**AIM**. Select all lines holding the word "Level" from the entries that follow.

————

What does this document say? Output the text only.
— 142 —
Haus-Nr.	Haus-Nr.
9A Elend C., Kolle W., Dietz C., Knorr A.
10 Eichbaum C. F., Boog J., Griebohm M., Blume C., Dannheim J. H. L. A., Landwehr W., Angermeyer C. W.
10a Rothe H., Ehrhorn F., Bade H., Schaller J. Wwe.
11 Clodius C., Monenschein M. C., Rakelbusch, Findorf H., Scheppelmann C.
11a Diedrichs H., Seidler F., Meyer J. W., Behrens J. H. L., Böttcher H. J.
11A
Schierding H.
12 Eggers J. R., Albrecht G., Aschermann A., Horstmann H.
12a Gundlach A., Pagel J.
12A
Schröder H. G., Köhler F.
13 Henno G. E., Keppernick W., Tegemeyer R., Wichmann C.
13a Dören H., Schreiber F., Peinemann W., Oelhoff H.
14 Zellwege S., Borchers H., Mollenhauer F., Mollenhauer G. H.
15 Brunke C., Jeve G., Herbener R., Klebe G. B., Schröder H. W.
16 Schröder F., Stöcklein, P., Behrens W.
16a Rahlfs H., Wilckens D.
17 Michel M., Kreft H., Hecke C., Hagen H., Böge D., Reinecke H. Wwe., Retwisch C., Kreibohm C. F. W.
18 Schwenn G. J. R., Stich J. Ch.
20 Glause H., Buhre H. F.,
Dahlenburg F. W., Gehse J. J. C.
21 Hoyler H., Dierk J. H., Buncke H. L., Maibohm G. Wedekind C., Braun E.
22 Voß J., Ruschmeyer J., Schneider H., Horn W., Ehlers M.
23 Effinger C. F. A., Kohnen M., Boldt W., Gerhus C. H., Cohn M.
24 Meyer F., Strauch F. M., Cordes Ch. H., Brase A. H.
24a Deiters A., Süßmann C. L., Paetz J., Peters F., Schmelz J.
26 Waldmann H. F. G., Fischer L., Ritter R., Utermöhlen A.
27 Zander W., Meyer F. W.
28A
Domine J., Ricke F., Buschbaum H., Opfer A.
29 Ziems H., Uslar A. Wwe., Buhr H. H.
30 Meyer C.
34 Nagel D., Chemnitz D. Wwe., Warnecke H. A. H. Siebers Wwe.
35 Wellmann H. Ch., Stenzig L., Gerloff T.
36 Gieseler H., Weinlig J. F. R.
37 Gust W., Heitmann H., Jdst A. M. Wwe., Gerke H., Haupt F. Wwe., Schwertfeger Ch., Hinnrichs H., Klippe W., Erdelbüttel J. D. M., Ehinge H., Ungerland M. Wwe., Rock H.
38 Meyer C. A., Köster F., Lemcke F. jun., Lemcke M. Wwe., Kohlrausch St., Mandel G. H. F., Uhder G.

————

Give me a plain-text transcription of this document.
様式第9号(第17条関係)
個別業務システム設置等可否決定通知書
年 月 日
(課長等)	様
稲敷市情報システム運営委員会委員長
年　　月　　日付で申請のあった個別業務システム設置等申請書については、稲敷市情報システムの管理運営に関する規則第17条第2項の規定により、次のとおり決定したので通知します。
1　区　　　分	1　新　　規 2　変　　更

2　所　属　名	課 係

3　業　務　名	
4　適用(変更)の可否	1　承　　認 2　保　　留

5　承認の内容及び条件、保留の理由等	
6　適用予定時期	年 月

————

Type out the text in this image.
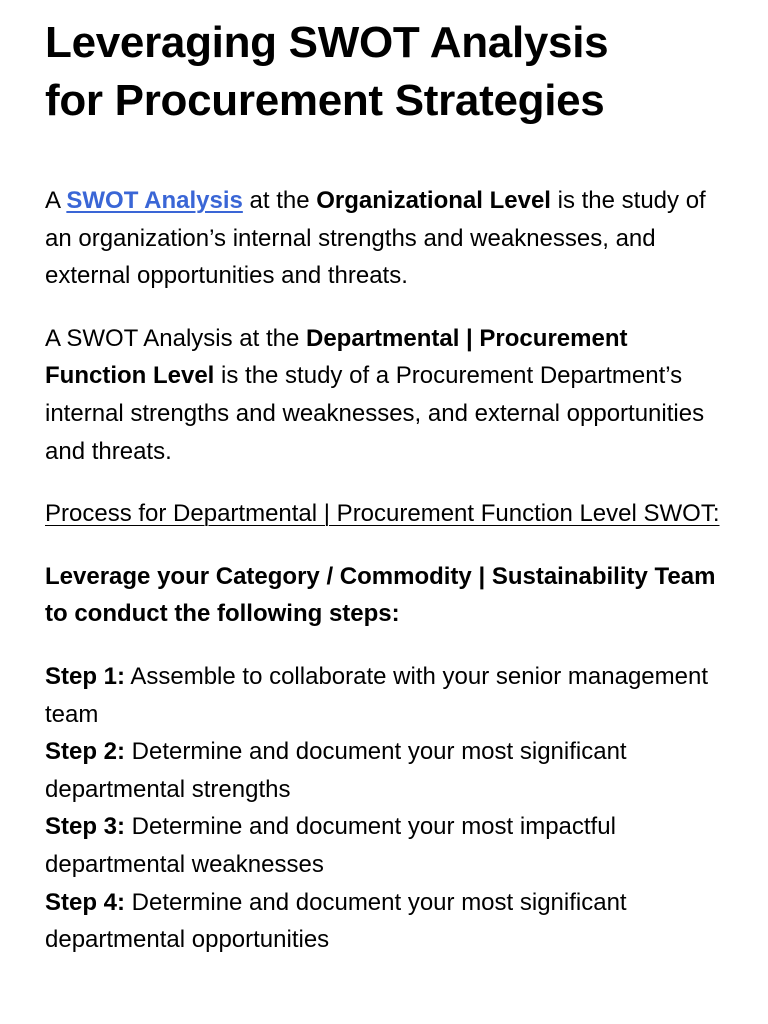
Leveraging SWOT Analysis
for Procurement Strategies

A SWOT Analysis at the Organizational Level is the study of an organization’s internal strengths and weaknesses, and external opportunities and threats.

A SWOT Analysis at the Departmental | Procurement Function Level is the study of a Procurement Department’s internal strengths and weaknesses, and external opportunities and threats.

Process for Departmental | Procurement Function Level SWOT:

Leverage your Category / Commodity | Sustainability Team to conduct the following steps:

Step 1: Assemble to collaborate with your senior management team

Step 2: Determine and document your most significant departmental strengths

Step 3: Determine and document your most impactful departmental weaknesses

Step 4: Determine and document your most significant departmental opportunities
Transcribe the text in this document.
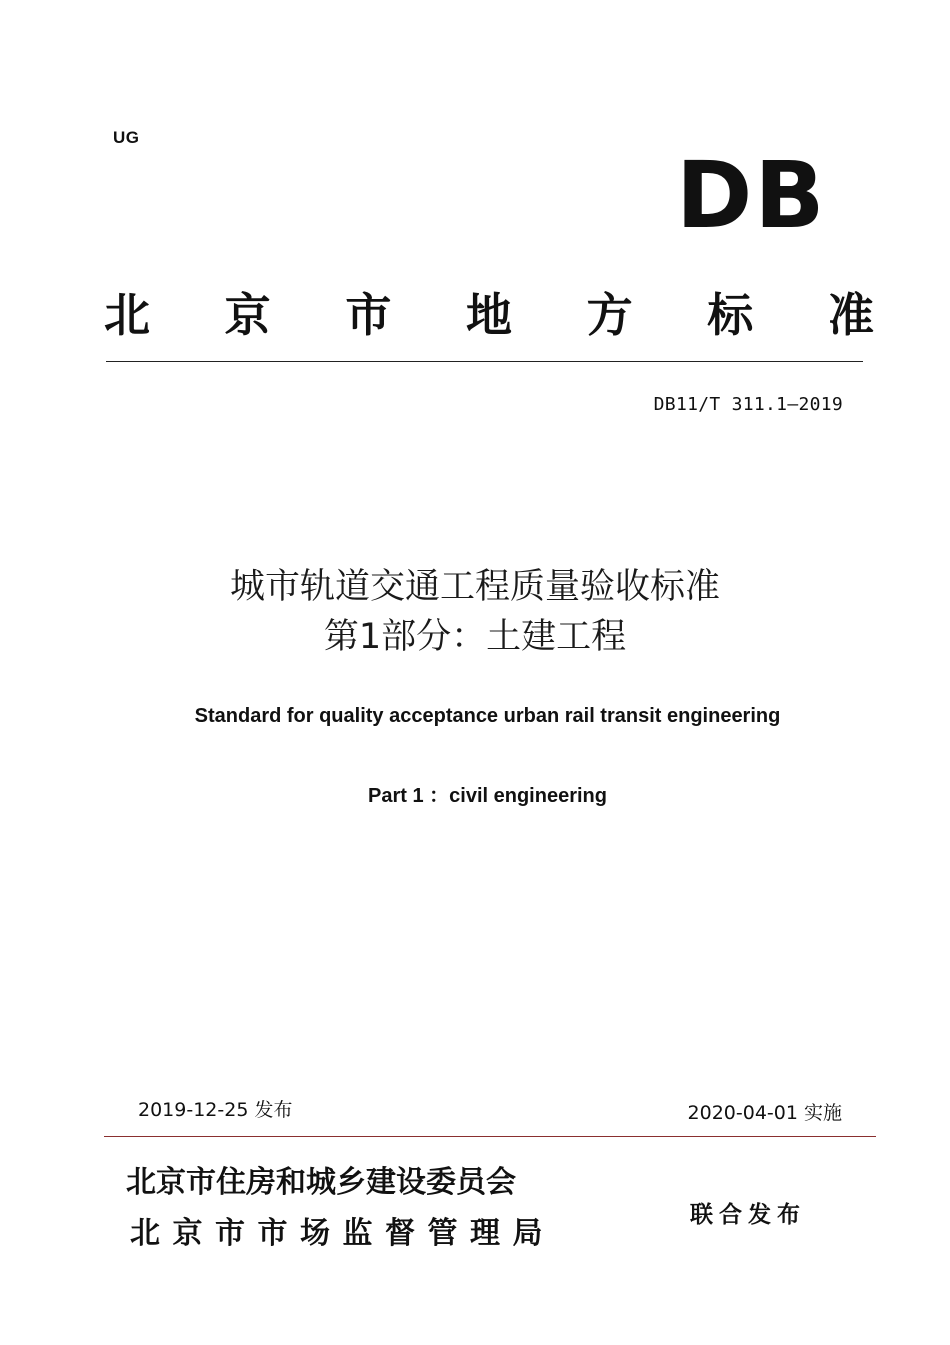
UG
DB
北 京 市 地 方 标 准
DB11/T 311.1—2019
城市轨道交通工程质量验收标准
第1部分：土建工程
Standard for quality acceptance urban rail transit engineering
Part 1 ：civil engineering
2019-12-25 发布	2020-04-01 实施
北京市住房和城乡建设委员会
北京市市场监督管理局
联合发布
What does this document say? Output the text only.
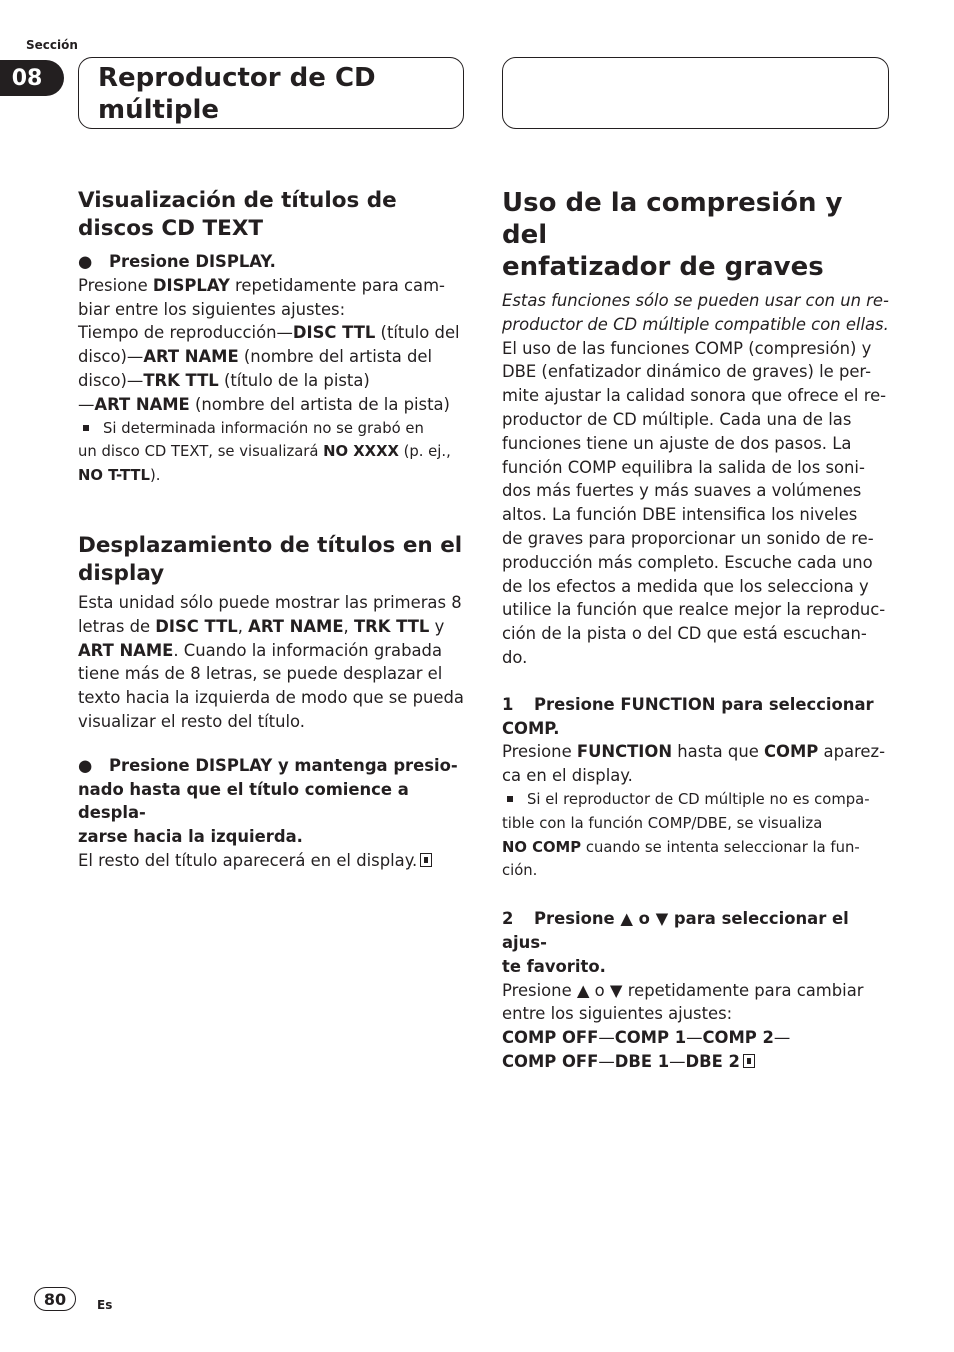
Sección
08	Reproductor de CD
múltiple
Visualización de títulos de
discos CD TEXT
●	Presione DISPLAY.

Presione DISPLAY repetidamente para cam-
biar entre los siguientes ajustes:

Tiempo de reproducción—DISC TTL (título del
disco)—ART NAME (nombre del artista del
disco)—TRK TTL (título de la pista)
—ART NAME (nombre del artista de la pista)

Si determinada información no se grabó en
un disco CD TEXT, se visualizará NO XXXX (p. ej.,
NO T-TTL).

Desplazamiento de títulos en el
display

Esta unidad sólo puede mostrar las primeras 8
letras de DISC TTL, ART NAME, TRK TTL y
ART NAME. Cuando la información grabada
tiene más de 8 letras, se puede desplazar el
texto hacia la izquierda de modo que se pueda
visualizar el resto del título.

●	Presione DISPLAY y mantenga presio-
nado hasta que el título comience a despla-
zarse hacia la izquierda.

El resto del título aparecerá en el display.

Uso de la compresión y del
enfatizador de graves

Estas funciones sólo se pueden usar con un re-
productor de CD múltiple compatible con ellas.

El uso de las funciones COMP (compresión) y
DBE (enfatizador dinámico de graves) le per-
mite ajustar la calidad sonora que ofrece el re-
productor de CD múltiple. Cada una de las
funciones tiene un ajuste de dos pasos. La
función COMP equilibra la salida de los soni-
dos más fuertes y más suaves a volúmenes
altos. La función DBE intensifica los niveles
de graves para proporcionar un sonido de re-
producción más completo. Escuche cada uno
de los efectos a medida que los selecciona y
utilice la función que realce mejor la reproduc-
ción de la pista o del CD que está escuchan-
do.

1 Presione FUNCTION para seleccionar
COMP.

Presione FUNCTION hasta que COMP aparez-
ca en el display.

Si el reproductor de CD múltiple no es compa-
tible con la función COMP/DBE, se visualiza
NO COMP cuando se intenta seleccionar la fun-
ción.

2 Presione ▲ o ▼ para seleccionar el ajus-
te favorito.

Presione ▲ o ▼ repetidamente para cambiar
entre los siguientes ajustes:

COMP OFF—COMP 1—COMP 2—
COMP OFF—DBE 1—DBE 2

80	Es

————

**ANSWER FOR THIS EXERCISE**.
A SWOT Analysis at the Organizational Level is the study of an organization’s internal strengths and weaknesses, and external opportunities and threats.
A SWOT Analysis at the Departmental | Procurement Function Level is the study of a Procurement Department’s internal strengths and weaknesses, and external opportunities and threats.
Process for Departmental | Procurement Function Level SWOT:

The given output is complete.